— Start Supplied data —

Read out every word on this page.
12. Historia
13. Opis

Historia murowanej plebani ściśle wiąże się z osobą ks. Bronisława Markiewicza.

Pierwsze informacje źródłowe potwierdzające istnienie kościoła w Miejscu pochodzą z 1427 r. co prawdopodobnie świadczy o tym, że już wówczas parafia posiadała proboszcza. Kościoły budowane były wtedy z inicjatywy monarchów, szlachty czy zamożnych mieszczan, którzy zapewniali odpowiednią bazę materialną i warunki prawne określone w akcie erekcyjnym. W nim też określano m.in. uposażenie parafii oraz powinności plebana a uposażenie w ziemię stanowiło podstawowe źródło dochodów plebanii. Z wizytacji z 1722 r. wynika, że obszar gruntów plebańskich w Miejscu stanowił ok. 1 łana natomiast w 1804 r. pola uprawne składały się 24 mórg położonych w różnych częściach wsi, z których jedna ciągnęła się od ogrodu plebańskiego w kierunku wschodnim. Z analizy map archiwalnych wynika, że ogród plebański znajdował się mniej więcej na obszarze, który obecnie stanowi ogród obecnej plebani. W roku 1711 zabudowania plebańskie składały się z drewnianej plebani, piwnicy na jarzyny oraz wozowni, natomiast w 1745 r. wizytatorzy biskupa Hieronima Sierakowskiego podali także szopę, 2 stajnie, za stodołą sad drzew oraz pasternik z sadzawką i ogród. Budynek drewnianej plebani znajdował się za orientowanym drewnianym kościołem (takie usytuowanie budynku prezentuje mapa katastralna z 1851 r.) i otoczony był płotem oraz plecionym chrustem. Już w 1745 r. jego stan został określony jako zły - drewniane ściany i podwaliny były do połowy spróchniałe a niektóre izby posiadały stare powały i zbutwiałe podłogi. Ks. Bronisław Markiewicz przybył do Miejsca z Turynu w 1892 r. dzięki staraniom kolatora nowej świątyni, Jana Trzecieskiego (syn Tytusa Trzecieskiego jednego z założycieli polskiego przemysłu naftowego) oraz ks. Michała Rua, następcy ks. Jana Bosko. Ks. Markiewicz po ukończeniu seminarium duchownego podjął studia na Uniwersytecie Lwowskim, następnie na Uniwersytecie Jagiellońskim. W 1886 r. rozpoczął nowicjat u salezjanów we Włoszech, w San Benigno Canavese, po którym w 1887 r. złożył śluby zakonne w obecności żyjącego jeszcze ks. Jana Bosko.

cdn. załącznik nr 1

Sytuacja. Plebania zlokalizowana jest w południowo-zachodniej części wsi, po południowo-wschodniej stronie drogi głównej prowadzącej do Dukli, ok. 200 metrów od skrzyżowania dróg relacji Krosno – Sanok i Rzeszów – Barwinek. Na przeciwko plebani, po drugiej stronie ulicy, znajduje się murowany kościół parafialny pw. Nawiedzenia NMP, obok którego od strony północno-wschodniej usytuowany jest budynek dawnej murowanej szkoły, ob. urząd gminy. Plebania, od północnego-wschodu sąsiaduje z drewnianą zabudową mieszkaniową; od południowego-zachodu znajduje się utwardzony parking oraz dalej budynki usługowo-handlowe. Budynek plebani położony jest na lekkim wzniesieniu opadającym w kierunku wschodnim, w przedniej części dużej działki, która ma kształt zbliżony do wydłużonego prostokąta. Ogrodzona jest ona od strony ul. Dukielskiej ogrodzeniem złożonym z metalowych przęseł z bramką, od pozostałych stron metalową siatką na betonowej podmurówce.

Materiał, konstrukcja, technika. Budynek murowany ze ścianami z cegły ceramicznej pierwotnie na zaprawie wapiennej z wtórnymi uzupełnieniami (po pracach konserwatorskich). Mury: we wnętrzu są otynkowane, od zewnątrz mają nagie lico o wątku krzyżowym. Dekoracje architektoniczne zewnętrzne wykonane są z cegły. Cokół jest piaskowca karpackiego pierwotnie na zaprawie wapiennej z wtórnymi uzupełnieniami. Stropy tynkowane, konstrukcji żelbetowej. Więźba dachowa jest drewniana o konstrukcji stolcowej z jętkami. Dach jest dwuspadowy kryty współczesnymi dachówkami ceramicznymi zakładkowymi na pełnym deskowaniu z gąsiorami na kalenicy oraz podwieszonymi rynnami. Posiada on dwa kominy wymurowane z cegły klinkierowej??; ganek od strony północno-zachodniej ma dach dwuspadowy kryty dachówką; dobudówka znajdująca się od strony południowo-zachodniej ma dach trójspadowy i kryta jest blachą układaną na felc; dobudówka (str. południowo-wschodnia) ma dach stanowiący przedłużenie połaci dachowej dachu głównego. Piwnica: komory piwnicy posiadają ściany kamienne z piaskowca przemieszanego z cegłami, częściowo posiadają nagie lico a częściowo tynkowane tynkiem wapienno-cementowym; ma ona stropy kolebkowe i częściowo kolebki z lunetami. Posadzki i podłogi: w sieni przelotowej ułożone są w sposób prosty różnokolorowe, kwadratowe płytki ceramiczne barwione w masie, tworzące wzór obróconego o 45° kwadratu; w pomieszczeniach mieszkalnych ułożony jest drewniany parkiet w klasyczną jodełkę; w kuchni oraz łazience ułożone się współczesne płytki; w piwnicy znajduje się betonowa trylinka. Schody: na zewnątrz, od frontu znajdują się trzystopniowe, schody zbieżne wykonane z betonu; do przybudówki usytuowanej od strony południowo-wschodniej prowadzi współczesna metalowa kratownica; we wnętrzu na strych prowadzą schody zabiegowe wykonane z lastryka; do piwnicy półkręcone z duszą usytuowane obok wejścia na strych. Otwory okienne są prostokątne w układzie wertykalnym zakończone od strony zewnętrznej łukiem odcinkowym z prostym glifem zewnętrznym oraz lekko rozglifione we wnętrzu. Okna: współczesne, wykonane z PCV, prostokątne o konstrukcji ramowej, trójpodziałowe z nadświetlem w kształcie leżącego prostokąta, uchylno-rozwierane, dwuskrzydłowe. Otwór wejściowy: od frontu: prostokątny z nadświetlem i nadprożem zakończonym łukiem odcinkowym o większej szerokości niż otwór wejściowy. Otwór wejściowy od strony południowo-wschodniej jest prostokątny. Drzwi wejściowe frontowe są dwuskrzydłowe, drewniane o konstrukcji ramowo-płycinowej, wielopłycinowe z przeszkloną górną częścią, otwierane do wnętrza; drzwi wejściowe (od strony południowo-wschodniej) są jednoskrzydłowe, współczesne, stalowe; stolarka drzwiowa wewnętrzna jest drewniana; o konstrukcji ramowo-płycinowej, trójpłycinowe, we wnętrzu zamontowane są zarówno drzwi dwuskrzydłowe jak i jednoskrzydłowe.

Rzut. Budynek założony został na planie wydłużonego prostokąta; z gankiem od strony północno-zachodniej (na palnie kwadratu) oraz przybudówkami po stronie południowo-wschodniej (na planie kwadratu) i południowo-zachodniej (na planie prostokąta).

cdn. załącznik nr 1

— End Supplied data —

— Instruction —
Take the lines above and print them exactly.

— Expected output —
Read out every word on this page.
12. Historia
13. Opis

Historia murowanej plebani ściśle wiąże się z osobą ks. Bronisława Markiewicza.

Pierwsze informacje źródłowe potwierdzające istnienie kościoła w Miejscu pochodzą z 1427 r. co prawdopodobnie świadczy o tym, że już wówczas parafia posiadała proboszcza. Kościoły budowane były wtedy z inicjatywy monarchów, szlachty czy zamożnych mieszczan, którzy zapewniali odpowiednią bazę materialną i warunki prawne określone w akcie erekcyjnym. W nim też określano m.in. uposażenie parafii oraz powinności plebana a uposażenie w ziemię stanowiło podstawowe źródło dochodów plebanii. Z wizytacji z 1722 r. wynika, że obszar gruntów plebańskich w Miejscu stanowił ok. 1 łana natomiast w 1804 r. pola uprawne składały się 24 mórg położonych w różnych częściach wsi, z których jedna ciągnęła się od ogrodu plebańskiego w kierunku wschodnim. Z analizy map archiwalnych wynika, że ogród plebański znajdował się mniej więcej na obszarze, który obecnie stanowi ogród obecnej plebani. W roku 1711 zabudowania plebańskie składały się z drewnianej plebani, piwnicy na jarzyny oraz wozowni, natomiast w 1745 r. wizytatorzy biskupa Hieronima Sierakowskiego podali także szopę, 2 stajnie, za stodołą sad drzew oraz pasternik z sadzawką i ogród. Budynek drewnianej plebani znajdował się za orientowanym drewnianym kościołem (takie usytuowanie budynku prezentuje mapa katastralna z 1851 r.) i otoczony był płotem oraz plecionym chrustem. Już w 1745 r. jego stan został określony jako zły - drewniane ściany i podwaliny były do połowy spróchniałe a niektóre izby posiadały stare powały i zbutwiałe podłogi. Ks. Bronisław Markiewicz przybył do Miejsca z Turynu w 1892 r. dzięki staraniom kolatora nowej świątyni, Jana Trzecieskiego (syn Tytusa Trzecieskiego jednego z założycieli polskiego przemysłu naftowego) oraz ks. Michała Rua, następcy ks. Jana Bosko. Ks. Markiewicz po ukończeniu seminarium duchownego podjął studia na Uniwersytecie Lwowskim, następnie na Uniwersytecie Jagiellońskim. W 1886 r. rozpoczął nowicjat u salezjanów we Włoszech, w San Benigno Canavese, po którym w 1887 r. złożył śluby zakonne w obecności żyjącego jeszcze ks. Jana Bosko.

cdn. załącznik nr 1

Sytuacja. Plebania zlokalizowana jest w południowo-zachodniej części wsi, po południowo-wschodniej stronie drogi głównej prowadzącej do Dukli, ok. 200 metrów od skrzyżowania dróg relacji Krosno – Sanok i Rzeszów – Barwinek. Na przeciwko plebani, po drugiej stronie ulicy, znajduje się murowany kościół parafialny pw. Nawiedzenia NMP, obok którego od strony północno-wschodniej usytuowany jest budynek dawnej murowanej szkoły, ob. urząd gminy. Plebania, od północnego-wschodu sąsiaduje z drewnianą zabudową mieszkaniową; od południowego-zachodu znajduje się utwardzony parking oraz dalej budynki usługowo-handlowe. Budynek plebani położony jest na lekkim wzniesieniu opadającym w kierunku wschodnim, w przedniej części dużej działki, która ma kształt zbliżony do wydłużonego prostokąta. Ogrodzona jest ona od strony ul. Dukielskiej ogrodzeniem złożonym z metalowych przęseł z bramką, od pozostałych stron metalową siatką na betonowej podmurówce.

Materiał, konstrukcja, technika. Budynek murowany ze ścianami z cegły ceramicznej pierwotnie na zaprawie wapiennej z wtórnymi uzupełnieniami (po pracach konserwatorskich). Mury: we wnętrzu są otynkowane, od zewnątrz mają nagie lico o wątku krzyżowym. Dekoracje architektoniczne zewnętrzne wykonane są z cegły. Cokół jest piaskowca karpackiego pierwotnie na zaprawie wapiennej z wtórnymi uzupełnieniami. Stropy tynkowane, konstrukcji żelbetowej. Więźba dachowa jest drewniana o konstrukcji stolcowej z jętkami. Dach jest dwuspadowy kryty współczesnymi dachówkami ceramicznymi zakładkowymi na pełnym deskowaniu z gąsiorami na kalenicy oraz podwieszonymi rynnami. Posiada on dwa kominy wymurowane z cegły klinkierowej??; ganek od strony północno-zachodniej ma dach dwuspadowy kryty dachówką; dobudówka znajdująca się od strony południowo-zachodniej ma dach trójspadowy i kryta jest blachą układaną na felc; dobudówka (str. południowo-wschodnia) ma dach stanowiący przedłużenie połaci dachowej dachu głównego. Piwnica: komory piwnicy posiadają ściany kamienne z piaskowca przemieszanego z cegłami, częściowo posiadają nagie lico a częściowo tynkowane tynkiem wapienno-cementowym; ma ona stropy kolebkowe i częściowo kolebki z lunetami. Posadzki i podłogi: w sieni przelotowej ułożone są w sposób prosty różnokolorowe, kwadratowe płytki ceramiczne barwione w masie, tworzące wzór obróconego o 45° kwadratu; w pomieszczeniach mieszkalnych ułożony jest drewniany parkiet w klasyczną jodełkę; w kuchni oraz łazience ułożone się współczesne płytki; w piwnicy znajduje się betonowa trylinka. Schody: na zewnątrz, od frontu znajdują się trzystopniowe, schody zbieżne wykonane z betonu; do przybudówki usytuowanej od strony południowo-wschodniej prowadzi współczesna metalowa kratownica; we wnętrzu na strych prowadzą schody zabiegowe wykonane z lastryka; do piwnicy półkręcone z duszą usytuowane obok wejścia na strych. Otwory okienne są prostokątne w układzie wertykalnym zakończone od strony zewnętrznej łukiem odcinkowym z prostym glifem zewnętrznym oraz lekko rozglifione we wnętrzu. Okna: współczesne, wykonane z PCV, prostokątne o konstrukcji ramowej, trójpodziałowe z nadświetlem w kształcie leżącego prostokąta, uchylno-rozwierane, dwuskrzydłowe. Otwór wejściowy: od frontu: prostokątny z nadświetlem i nadprożem zakończonym łukiem odcinkowym o większej szerokości niż otwór wejściowy. Otwór wejściowy od strony południowo-wschodniej jest prostokątny. Drzwi wejściowe frontowe są dwuskrzydłowe, drewniane o konstrukcji ramowo-płycinowej, wielopłycinowe z przeszkloną górną częścią, otwierane do wnętrza; drzwi wejściowe (od strony południowo-wschodniej) są jednoskrzydłowe, współczesne, stalowe; stolarka drzwiowa wewnętrzna jest drewniana; o konstrukcji ramowo-płycinowej, trójpłycinowe, we wnętrzu zamontowane są zarówno drzwi dwuskrzydłowe jak i jednoskrzydłowe.

Rzut. Budynek założony został na planie wydłużonego prostokąta; z gankiem od strony północno-zachodniej (na palnie kwadratu) oraz przybudówkami po stronie południowo-wschodniej (na planie kwadratu) i południowo-zachodniej (na planie prostokąta).

cdn. załącznik nr 1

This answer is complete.